*What you will do*.
Restate all of the entries exactly, each line as it stands.
▬▬▬▬▬▬
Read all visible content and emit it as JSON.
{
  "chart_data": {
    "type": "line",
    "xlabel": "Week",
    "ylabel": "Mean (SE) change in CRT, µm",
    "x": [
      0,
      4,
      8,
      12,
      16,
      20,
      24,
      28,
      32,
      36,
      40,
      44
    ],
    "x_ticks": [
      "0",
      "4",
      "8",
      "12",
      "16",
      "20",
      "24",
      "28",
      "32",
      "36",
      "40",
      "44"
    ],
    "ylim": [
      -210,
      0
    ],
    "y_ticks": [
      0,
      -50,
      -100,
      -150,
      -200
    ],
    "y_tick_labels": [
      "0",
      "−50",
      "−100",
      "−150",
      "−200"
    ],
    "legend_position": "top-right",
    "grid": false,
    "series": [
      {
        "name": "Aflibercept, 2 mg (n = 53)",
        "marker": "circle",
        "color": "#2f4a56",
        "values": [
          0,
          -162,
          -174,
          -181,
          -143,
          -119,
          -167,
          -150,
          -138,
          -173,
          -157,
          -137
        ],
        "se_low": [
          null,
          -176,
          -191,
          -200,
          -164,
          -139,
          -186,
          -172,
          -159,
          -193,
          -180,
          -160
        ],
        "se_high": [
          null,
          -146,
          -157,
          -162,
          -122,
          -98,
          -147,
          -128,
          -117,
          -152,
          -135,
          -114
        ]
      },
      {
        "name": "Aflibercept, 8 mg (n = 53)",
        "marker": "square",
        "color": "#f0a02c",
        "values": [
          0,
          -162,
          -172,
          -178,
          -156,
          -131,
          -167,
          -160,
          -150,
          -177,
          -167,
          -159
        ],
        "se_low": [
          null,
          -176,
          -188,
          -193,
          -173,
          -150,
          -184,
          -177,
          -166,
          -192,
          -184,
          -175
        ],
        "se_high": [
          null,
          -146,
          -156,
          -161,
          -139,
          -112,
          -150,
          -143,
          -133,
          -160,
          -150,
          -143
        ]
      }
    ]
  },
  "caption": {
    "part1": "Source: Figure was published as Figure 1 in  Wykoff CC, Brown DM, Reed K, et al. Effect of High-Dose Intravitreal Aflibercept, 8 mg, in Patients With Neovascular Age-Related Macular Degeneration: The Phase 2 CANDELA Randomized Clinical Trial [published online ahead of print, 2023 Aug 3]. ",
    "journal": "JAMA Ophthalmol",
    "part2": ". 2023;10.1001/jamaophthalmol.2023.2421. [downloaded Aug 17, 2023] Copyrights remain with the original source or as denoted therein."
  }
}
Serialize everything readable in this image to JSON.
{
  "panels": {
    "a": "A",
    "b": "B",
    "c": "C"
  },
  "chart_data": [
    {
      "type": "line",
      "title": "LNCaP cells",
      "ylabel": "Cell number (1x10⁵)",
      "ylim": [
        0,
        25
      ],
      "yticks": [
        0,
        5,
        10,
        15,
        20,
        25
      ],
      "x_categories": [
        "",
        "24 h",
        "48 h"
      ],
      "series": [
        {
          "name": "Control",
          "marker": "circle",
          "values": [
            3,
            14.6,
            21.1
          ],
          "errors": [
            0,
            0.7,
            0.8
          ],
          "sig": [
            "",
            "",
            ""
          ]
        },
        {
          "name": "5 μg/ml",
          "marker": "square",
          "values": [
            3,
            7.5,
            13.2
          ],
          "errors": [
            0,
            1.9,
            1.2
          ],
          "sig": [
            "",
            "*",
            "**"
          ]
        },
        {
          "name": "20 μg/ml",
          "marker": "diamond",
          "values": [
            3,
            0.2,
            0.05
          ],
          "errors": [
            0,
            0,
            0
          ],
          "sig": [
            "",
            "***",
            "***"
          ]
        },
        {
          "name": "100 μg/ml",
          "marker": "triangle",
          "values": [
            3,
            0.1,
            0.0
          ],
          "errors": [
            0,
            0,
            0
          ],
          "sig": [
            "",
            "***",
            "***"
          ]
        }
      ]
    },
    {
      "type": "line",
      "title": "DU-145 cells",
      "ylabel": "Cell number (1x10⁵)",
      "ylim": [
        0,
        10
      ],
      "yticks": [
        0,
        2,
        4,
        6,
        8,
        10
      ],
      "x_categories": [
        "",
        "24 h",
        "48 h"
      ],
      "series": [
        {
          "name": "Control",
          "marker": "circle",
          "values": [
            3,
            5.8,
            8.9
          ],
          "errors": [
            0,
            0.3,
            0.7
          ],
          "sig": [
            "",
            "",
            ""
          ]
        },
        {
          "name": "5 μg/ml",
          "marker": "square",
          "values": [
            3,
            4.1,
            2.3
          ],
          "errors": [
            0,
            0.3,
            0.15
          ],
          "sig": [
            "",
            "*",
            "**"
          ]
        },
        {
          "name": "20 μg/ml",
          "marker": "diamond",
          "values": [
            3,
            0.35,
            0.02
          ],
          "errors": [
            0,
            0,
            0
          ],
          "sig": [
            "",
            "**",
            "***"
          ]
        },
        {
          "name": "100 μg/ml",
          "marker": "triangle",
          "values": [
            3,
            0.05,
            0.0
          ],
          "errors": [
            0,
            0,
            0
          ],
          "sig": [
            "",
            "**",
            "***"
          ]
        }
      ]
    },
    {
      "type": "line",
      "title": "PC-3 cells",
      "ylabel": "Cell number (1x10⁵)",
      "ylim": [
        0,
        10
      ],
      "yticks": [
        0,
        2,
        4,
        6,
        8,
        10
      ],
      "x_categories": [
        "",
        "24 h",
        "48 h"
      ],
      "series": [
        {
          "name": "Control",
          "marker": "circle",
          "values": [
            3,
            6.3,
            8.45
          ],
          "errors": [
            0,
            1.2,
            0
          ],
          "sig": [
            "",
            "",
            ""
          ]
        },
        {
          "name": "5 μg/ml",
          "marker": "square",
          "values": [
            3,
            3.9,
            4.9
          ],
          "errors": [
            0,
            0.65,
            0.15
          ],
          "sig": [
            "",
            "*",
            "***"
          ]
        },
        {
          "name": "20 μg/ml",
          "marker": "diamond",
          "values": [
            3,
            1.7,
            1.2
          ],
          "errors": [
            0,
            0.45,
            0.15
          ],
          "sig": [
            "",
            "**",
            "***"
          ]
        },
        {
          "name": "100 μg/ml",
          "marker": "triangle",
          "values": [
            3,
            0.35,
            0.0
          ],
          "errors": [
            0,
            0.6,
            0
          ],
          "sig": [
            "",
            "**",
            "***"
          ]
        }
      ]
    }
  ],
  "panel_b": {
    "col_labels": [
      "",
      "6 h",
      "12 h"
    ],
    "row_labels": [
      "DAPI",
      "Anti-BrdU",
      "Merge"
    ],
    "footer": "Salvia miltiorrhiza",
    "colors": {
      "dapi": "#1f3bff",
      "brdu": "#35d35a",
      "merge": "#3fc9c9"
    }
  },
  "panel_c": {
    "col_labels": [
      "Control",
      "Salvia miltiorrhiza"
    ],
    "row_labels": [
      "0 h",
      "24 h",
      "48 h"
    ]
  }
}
▬▬▬▬▬▬
*Response below*.
Read all visible content and emit it as JSON.
{
  "chart_data": {
    "type": "line",
    "xlabel": "Week",
    "ylabel": "Mean (SE) change in CRT, µm",
    "x": [
      0,
      4,
      8,
      12,
      16,
      20,
      24,
      28,
      32,
      36,
      40,
      44
    ],
    "x_ticks": [
      "0",
      "4",
      "8",
      "12",
      "16",
      "20",
      "24",
      "28",
      "32",
      "36",
      "40",
      "44"
    ],
    "ylim": [
      -210,
      0
    ],
    "y_ticks": [
      0,
      -50,
      -100,
      -150,
      -200
    ],
    "y_tick_labels": [
      "0",
      "−50",
      "−100",
      "−150",
      "−200"
    ],
    "legend_position": "top-right",
    "grid": false,
    "series": [
      {
        "name": "Aflibercept, 2 mg (n = 53)",
        "marker": "circle",
        "color": "#2f4a56",
        "values": [
          0,
          -162,
          -174,
          -181,
          -143,
          -119,
          -167,
          -150,
          -138,
          -173,
          -157,
          -137
        ],
        "se_low": [
          null,
          -176,
          -191,
          -200,
          -164,
          -139,
          -186,
          -172,
          -159,
          -193,
          -180,
          -160
        ],
        "se_high": [
          null,
          -146,
          -157,
          -162,
          -122,
          -98,
          -147,
          -128,
          -117,
          -152,
          -135,
          -114
        ]
      },
      {
        "name": "Aflibercept, 8 mg (n = 53)",
        "marker": "square",
        "color": "#f0a02c",
        "values": [
          0,
          -162,
          -172,
          -178,
          -156,
          -131,
          -167,
          -160,
          -150,
          -177,
          -167,
          -159
        ],
        "se_low": [
          null,
          -176,
          -188,
          -193,
          -173,
          -150,
          -184,
          -177,
          -166,
          -192,
          -184,
          -175
        ],
        "se_high": [
          null,
          -146,
          -156,
          -161,
          -139,
          -112,
          -150,
          -143,
          -133,
          -160,
          -150,
          -143
        ]
      }
    ]
  },
  "caption": {
    "part1": "Source: Figure was published as Figure 1 in  Wykoff CC, Brown DM, Reed K, et al. Effect of High-Dose Intravitreal Aflibercept, 8 mg, in Patients With Neovascular Age-Related Macular Degeneration: The Phase 2 CANDELA Randomized Clinical Trial [published online ahead of print, 2023 Aug 3]. ",
    "journal": "JAMA Ophthalmol",
    "part2": ". 2023;10.1001/jamaophthalmol.2023.2421. [downloaded Aug 17, 2023] Copyrights remain with the original source or as denoted therein."
  }
}
Serialize everything readable in this image to JSON.
{
  "panels": {
    "a": "A",
    "b": "B",
    "c": "C"
  },
  "chart_data": [
    {
      "type": "line",
      "title": "LNCaP cells",
      "ylabel": "Cell number (1x10⁵)",
      "ylim": [
        0,
        25
      ],
      "yticks": [
        0,
        5,
        10,
        15,
        20,
        25
      ],
      "x_categories": [
        "",
        "24 h",
        "48 h"
      ],
      "series": [
        {
          "name": "Control",
          "marker": "circle",
          "values": [
            3,
            14.6,
            21.1
          ],
          "errors": [
            0,
            0.7,
            0.8
          ],
          "sig": [
            "",
            "",
            ""
          ]
        },
        {
          "name": "5 μg/ml",
          "marker": "square",
          "values": [
            3,
            7.5,
            13.2
          ],
          "errors": [
            0,
            1.9,
            1.2
          ],
          "sig": [
            "",
            "*",
            "**"
          ]
        },
        {
          "name": "20 μg/ml",
          "marker": "diamond",
          "values": [
            3,
            0.2,
            0.05
          ],
          "errors": [
            0,
            0,
            0
          ],
          "sig": [
            "",
            "***",
            "***"
          ]
        },
        {
          "name": "100 μg/ml",
          "marker": "triangle",
          "values": [
            3,
            0.1,
            0.0
          ],
          "errors": [
            0,
            0,
            0
          ],
          "sig": [
            "",
            "***",
            "***"
          ]
        }
      ]
    },
    {
      "type": "line",
      "title": "DU-145 cells",
      "ylabel": "Cell number (1x10⁵)",
      "ylim": [
        0,
        10
      ],
      "yticks": [
        0,
        2,
        4,
        6,
        8,
        10
      ],
      "x_categories": [
        "",
        "24 h",
        "48 h"
      ],
      "series": [
        {
          "name": "Control",
          "marker": "circle",
          "values": [
            3,
            5.8,
            8.9
          ],
          "errors": [
            0,
            0.3,
            0.7
          ],
          "sig": [
            "",
            "",
            ""
          ]
        },
        {
          "name": "5 μg/ml",
          "marker": "square",
          "values": [
            3,
            4.1,
            2.3
          ],
          "errors": [
            0,
            0.3,
            0.15
          ],
          "sig": [
            "",
            "*",
            "**"
          ]
        },
        {
          "name": "20 μg/ml",
          "marker": "diamond",
          "values": [
            3,
            0.35,
            0.02
          ],
          "errors": [
            0,
            0,
            0
          ],
          "sig": [
            "",
            "**",
            "***"
          ]
        },
        {
          "name": "100 μg/ml",
          "marker": "triangle",
          "values": [
            3,
            0.05,
            0.0
          ],
          "errors": [
            0,
            0,
            0
          ],
          "sig": [
            "",
            "**",
            "***"
          ]
        }
      ]
    },
    {
      "type": "line",
      "title": "PC-3 cells",
      "ylabel": "Cell number (1x10⁵)",
      "ylim": [
        0,
        10
      ],
      "yticks": [
        0,
        2,
        4,
        6,
        8,
        10
      ],
      "x_categories": [
        "",
        "24 h",
        "48 h"
      ],
      "series": [
        {
          "name": "Control",
          "marker": "circle",
          "values": [
            3,
            6.3,
            8.45
          ],
          "errors": [
            0,
            1.2,
            0
          ],
          "sig": [
            "",
            "",
            ""
          ]
        },
        {
          "name": "5 μg/ml",
          "marker": "square",
          "values": [
            3,
            3.9,
            4.9
          ],
          "errors": [
            0,
            0.65,
            0.15
          ],
          "sig": [
            "",
            "*",
            "***"
          ]
        },
        {
          "name": "20 μg/ml",
          "marker": "diamond",
          "values": [
            3,
            1.7,
            1.2
          ],
          "errors": [
            0,
            0.45,
            0.15
          ],
          "sig": [
            "",
            "**",
            "***"
          ]
        },
        {
          "name": "100 μg/ml",
          "marker": "triangle",
          "values": [
            3,
            0.35,
            0.0
          ],
          "errors": [
            0,
            0.6,
            0
          ],
          "sig": [
            "",
            "**",
            "***"
          ]
        }
      ]
    }
  ],
  "panel_b": {
    "col_labels": [
      "",
      "6 h",
      "12 h"
    ],
    "row_labels": [
      "DAPI",
      "Anti-BrdU",
      "Merge"
    ],
    "footer": "Salvia miltiorrhiza",
    "colors": {
      "dapi": "#1f3bff",
      "brdu": "#35d35a",
      "merge": "#3fc9c9"
    }
  },
  "panel_c": {
    "col_labels": [
      "Control",
      "Salvia miltiorrhiza"
    ],
    "row_labels": [
      "0 h",
      "24 h",
      "48 h"
    ]
  }
}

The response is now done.